* [Exercise] Find each line with the word "this" and copy it.

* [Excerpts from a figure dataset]
────────────────

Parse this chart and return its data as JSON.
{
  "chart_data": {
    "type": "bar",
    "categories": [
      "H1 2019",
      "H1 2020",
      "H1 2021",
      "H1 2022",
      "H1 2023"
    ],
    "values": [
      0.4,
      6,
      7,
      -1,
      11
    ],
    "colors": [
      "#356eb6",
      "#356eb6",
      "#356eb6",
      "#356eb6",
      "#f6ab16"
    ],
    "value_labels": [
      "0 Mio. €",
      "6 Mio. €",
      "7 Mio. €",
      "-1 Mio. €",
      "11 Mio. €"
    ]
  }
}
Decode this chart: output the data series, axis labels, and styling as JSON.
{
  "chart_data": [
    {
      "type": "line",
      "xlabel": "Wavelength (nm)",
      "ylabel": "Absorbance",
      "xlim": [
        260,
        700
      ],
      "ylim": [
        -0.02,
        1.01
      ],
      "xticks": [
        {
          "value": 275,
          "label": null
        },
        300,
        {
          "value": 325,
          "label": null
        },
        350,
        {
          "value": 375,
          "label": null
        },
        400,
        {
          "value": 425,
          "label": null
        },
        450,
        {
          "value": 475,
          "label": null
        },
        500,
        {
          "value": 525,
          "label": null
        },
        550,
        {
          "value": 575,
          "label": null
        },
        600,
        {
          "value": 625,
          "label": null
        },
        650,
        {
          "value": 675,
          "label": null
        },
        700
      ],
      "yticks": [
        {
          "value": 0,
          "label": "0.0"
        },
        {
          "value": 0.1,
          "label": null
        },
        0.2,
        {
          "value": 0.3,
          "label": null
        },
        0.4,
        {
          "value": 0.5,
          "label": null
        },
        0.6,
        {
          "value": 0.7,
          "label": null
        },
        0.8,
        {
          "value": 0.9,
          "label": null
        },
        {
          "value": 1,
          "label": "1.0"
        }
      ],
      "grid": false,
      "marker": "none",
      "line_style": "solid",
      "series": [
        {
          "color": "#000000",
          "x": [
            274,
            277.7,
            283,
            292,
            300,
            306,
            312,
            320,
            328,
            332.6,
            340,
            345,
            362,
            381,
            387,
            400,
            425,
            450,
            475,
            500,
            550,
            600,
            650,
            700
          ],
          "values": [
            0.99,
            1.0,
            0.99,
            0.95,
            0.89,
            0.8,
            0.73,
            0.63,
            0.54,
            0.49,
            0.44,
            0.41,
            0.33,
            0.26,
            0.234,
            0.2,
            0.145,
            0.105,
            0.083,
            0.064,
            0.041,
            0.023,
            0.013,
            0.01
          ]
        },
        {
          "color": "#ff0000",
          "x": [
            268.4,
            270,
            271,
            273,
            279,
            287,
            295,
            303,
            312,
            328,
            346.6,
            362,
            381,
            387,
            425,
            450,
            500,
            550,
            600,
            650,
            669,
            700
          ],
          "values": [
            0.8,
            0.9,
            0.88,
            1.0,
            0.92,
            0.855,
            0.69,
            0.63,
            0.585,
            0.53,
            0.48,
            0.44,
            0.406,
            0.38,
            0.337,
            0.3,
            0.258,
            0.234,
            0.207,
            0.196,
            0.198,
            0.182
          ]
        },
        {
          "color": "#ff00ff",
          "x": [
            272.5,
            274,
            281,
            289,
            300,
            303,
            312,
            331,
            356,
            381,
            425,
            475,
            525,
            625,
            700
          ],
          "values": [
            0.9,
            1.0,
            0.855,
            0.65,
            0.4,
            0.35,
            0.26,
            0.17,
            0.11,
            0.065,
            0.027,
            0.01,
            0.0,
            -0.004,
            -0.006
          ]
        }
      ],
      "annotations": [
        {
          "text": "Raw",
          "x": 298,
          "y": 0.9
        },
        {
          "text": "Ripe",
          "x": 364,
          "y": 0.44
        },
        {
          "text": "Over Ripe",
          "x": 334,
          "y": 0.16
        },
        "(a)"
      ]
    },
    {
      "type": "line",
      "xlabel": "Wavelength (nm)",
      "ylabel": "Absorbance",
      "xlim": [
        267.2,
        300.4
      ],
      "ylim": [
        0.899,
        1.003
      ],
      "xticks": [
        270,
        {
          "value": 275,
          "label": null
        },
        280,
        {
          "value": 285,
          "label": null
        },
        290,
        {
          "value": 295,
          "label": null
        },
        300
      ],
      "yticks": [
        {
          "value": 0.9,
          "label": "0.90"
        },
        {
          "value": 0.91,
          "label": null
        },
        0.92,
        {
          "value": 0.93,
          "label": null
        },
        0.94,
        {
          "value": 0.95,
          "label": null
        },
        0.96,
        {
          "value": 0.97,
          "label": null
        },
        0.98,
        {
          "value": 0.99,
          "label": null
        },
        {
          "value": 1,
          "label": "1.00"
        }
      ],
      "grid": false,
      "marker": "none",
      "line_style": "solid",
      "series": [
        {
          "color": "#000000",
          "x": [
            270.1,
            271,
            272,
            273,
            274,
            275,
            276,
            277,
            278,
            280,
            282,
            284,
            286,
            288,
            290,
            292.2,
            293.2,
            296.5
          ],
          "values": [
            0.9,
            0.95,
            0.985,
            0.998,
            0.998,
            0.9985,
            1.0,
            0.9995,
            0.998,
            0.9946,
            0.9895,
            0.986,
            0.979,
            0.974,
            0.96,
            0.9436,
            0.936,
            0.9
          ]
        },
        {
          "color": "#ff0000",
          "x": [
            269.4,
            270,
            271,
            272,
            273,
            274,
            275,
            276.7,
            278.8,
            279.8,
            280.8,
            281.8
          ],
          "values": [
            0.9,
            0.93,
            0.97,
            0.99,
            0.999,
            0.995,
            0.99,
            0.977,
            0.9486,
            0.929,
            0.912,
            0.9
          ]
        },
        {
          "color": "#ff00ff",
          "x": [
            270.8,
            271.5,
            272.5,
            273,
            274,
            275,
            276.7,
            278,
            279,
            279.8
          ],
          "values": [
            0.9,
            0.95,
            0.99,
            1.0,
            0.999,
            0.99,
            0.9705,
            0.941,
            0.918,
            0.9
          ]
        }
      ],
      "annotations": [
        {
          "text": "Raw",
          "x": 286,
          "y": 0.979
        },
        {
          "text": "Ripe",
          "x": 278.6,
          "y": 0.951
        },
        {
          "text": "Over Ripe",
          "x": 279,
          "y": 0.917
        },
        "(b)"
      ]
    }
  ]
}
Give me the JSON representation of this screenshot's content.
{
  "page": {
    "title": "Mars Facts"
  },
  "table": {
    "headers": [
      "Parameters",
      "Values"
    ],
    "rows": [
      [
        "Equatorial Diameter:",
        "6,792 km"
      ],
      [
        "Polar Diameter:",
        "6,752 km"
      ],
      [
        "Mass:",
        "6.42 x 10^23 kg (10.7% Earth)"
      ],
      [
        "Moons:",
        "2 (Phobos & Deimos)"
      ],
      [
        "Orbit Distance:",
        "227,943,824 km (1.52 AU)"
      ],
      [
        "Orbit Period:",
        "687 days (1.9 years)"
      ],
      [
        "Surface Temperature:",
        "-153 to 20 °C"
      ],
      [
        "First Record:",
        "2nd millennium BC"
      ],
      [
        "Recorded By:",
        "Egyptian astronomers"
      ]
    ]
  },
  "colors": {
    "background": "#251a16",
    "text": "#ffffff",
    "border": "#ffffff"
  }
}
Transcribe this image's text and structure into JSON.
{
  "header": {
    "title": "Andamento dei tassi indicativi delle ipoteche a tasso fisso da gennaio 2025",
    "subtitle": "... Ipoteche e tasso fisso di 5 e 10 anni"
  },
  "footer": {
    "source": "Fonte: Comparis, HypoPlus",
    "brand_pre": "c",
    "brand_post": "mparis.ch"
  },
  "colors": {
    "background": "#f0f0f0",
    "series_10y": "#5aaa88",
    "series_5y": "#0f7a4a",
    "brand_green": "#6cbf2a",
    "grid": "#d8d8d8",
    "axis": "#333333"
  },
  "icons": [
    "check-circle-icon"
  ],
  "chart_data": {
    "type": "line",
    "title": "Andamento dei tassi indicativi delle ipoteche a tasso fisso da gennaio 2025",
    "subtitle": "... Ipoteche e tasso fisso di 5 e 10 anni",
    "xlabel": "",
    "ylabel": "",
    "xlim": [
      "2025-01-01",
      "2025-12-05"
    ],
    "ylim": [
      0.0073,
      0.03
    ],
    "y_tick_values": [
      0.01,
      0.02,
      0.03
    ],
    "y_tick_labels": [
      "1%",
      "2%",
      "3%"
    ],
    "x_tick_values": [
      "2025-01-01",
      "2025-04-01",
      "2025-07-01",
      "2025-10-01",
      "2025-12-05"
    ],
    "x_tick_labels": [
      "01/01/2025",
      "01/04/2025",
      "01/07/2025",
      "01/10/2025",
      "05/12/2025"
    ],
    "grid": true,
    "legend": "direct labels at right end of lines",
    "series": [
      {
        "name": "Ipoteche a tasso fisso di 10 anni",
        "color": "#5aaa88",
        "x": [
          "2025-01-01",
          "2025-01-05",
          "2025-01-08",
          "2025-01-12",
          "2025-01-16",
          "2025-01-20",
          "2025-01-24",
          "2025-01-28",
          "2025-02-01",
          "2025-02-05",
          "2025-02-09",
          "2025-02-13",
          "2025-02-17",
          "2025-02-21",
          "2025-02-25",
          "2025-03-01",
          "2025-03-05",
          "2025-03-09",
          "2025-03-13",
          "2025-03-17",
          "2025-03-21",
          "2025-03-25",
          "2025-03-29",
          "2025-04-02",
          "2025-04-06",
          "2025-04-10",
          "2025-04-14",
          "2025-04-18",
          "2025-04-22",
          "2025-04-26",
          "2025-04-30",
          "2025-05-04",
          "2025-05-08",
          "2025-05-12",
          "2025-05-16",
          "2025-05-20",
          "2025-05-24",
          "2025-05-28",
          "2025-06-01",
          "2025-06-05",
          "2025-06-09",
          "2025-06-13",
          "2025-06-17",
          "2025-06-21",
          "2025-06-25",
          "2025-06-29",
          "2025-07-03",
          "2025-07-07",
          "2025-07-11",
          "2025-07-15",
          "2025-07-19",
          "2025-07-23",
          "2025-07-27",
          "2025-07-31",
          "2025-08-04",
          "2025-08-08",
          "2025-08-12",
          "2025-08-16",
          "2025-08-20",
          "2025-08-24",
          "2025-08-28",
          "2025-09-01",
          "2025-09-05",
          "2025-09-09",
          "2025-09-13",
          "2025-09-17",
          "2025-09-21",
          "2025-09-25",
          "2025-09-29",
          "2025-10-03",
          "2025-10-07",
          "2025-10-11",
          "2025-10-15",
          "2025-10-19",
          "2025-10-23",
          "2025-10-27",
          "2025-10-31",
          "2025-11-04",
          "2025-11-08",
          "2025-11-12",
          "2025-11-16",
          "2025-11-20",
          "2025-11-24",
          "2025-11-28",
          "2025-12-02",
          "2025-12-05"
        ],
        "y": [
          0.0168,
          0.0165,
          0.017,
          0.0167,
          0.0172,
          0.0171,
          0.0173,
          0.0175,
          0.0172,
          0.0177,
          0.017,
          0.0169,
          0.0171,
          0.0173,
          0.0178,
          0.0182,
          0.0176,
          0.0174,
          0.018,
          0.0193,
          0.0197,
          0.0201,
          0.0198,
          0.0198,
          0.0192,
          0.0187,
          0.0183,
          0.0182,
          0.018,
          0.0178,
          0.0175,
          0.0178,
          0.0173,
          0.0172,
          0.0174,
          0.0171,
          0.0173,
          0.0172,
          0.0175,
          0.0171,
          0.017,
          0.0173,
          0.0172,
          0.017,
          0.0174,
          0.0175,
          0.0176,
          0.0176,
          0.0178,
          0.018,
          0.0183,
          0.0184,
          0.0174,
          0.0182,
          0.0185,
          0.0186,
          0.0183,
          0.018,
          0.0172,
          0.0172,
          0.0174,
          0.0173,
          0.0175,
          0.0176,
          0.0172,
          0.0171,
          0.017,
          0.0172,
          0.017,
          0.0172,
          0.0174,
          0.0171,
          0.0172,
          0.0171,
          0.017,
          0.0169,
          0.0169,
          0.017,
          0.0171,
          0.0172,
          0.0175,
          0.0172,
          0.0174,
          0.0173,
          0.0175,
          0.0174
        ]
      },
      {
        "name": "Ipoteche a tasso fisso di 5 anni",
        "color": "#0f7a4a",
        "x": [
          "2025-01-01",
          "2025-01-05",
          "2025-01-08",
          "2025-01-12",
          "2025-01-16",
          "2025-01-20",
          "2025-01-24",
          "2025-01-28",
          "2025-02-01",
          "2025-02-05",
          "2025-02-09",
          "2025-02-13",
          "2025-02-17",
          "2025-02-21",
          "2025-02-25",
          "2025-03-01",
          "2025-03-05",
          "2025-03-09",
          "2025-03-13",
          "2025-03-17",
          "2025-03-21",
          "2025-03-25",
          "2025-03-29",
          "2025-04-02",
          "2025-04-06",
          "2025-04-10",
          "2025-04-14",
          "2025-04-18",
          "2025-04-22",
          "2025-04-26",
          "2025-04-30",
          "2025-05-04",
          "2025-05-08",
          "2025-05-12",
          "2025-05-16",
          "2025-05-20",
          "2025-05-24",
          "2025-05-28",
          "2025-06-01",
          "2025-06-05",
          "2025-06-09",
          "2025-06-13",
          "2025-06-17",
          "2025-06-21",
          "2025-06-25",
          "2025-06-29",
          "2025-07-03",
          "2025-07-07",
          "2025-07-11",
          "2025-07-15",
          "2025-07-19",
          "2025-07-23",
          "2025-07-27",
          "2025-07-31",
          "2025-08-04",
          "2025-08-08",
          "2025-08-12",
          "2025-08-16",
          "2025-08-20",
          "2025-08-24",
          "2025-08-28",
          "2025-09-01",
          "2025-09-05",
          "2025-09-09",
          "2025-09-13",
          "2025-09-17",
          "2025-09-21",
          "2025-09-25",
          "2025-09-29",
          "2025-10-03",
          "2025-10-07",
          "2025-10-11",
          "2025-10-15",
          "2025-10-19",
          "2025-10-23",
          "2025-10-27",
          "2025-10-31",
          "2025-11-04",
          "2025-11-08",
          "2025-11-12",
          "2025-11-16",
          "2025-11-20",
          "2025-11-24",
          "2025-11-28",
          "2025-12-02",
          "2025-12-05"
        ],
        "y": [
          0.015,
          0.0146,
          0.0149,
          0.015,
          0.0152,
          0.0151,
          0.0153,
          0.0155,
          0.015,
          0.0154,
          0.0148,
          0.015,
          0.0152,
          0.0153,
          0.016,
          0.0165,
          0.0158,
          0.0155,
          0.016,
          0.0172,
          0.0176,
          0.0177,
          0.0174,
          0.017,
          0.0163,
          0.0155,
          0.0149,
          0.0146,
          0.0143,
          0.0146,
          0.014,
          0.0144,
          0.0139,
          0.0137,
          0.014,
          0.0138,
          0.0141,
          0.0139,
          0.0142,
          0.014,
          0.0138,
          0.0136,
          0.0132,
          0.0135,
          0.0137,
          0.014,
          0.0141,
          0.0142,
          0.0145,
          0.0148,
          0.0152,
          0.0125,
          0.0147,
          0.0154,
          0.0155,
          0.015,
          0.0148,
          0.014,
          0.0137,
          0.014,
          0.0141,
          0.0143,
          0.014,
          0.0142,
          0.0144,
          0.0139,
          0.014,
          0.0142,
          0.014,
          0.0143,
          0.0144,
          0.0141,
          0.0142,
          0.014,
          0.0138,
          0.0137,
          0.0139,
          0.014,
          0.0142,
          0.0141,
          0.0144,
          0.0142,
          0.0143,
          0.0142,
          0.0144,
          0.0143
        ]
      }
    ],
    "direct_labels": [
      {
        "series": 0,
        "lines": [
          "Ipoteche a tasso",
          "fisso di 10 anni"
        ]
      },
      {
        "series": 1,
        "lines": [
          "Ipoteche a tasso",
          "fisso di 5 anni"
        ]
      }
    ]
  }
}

────────────────

* [Answer for the task]
Parse this chart and return its data as JSON.
Decode this chart: output the data series, axis labels, and styling as JSON.
Give me the JSON representation of this screenshot's content.
Transcribe this image's text and structure into JSON.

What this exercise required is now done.